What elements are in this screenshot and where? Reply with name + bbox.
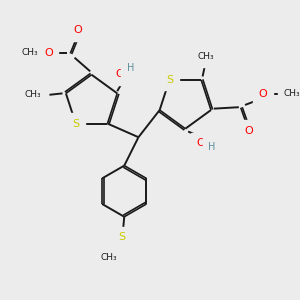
Text: O: O: [196, 139, 205, 148]
Text: O: O: [244, 125, 253, 136]
Text: CH₃: CH₃: [100, 253, 117, 262]
Text: O: O: [44, 48, 53, 58]
Text: CH₃: CH₃: [24, 90, 41, 99]
Text: CH₃: CH₃: [283, 89, 300, 98]
Text: S: S: [72, 118, 79, 128]
Text: O: O: [74, 25, 82, 35]
Text: S: S: [118, 232, 125, 242]
Text: H: H: [127, 63, 134, 73]
Text: CH₃: CH₃: [198, 52, 214, 61]
Text: S: S: [166, 75, 173, 85]
Text: CH₃: CH₃: [21, 48, 38, 57]
Text: O: O: [116, 69, 124, 79]
Text: O: O: [258, 89, 267, 99]
Text: H: H: [208, 142, 215, 152]
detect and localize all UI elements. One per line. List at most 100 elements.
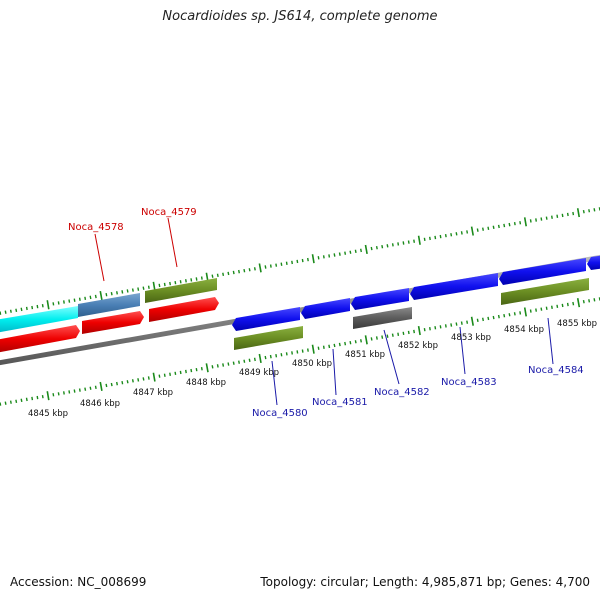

GOAL OF THE EXERCISE
Recast all the items above as a single numbered list, one line per entry, with blank lines dropped. Leave the pictures out.

WRITTEN REPLY
1. What elements are in this screenshot and where? Reply with name + bbox.
2. Text: O: O: [196, 139, 205, 148]
3. Text: O: O: [244, 125, 253, 136]
4. Text: CH₃: CH₃: [100, 253, 117, 262]
5. Text: O: O: [44, 48, 53, 58]
6. Text: CH₃: CH₃: [24, 90, 41, 99]
7. Text: CH₃: CH₃: [283, 89, 300, 98]
8. Text: S: S: [72, 118, 79, 128]
9. Text: O: O: [74, 25, 82, 35]
10. Text: S: S: [118, 232, 125, 242]
11. Text: H: H: [127, 63, 134, 73]
12. Text: CH₃: CH₃: [198, 52, 214, 61]
13. Text: S: S: [166, 75, 173, 85]
14. Text: CH₃: CH₃: [21, 48, 38, 57]
15. Text: O: O: [116, 69, 124, 79]
16. Text: O: O: [258, 89, 267, 99]
17. Text: H: H: [208, 142, 215, 152]
18. detect and localize all UI elements. One per line. List at most 100 elements.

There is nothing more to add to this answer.